Records from a data source:
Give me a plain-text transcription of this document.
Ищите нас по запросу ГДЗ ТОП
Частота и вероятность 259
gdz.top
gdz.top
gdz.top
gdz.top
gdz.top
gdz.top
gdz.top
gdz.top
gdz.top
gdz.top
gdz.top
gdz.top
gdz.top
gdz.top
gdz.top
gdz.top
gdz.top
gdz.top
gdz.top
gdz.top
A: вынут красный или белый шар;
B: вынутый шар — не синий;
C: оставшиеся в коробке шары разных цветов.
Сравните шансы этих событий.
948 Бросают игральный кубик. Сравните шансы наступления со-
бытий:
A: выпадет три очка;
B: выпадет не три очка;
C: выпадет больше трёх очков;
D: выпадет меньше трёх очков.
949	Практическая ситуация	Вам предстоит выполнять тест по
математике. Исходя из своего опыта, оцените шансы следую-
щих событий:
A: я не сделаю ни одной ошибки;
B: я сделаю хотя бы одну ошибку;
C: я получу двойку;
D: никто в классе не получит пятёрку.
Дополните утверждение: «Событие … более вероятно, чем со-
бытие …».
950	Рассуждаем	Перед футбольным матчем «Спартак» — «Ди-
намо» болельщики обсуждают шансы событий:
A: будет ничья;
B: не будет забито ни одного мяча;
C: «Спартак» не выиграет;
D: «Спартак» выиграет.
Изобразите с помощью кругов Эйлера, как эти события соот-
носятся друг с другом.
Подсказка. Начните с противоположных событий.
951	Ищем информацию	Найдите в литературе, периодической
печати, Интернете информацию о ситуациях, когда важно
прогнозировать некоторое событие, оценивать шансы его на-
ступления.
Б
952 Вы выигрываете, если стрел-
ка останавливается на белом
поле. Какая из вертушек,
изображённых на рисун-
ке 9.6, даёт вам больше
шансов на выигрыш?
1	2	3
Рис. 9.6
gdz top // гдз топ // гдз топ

• [WRITTEN EXERCISE] Transcribe all of the entries without altering anything.

• [OUTPUT BELOW]
Give me a plain-text transcription of this document.
Ищите нас по запросу ГДЗ ТОП
Частота и вероятность 259
gdz.top
gdz.top
gdz.top
gdz.top
gdz.top
gdz.top
gdz.top
gdz.top
gdz.top
gdz.top
gdz.top
gdz.top
gdz.top
gdz.top
gdz.top
gdz.top
gdz.top
gdz.top
gdz.top
gdz.top
A: вынут красный или белый шар;
B: вынутый шар — не синий;
C: оставшиеся в коробке шары разных цветов.
Сравните шансы этих событий.
948 Бросают игральный кубик. Сравните шансы наступления со-
бытий:
A: выпадет три очка;
B: выпадет не три очка;
C: выпадет больше трёх очков;
D: выпадет меньше трёх очков.
949	Практическая ситуация	Вам предстоит выполнять тест по
математике. Исходя из своего опыта, оцените шансы следую-
щих событий:
A: я не сделаю ни одной ошибки;
B: я сделаю хотя бы одну ошибку;
C: я получу двойку;
D: никто в классе не получит пятёрку.
Дополните утверждение: «Событие … более вероятно, чем со-
бытие …».
950	Рассуждаем	Перед футбольным матчем «Спартак» — «Ди-
намо» болельщики обсуждают шансы событий:
A: будет ничья;
B: не будет забито ни одного мяча;
C: «Спартак» не выиграет;
D: «Спартак» выиграет.
Изобразите с помощью кругов Эйлера, как эти события соот-
носятся друг с другом.
Подсказка. Начните с противоположных событий.
951	Ищем информацию	Найдите в литературе, периодической
печати, Интернете информацию о ситуациях, когда важно
прогнозировать некоторое событие, оценивать шансы его на-
ступления.
Б
952 Вы выигрываете, если стрел-
ка останавливается на белом
поле. Какая из вертушек,
изображённых на рисун-
ке 9.6, даёт вам больше
шансов на выигрыш?
1	2	3
Рис. 9.6
gdz top // гдз топ // гдз топ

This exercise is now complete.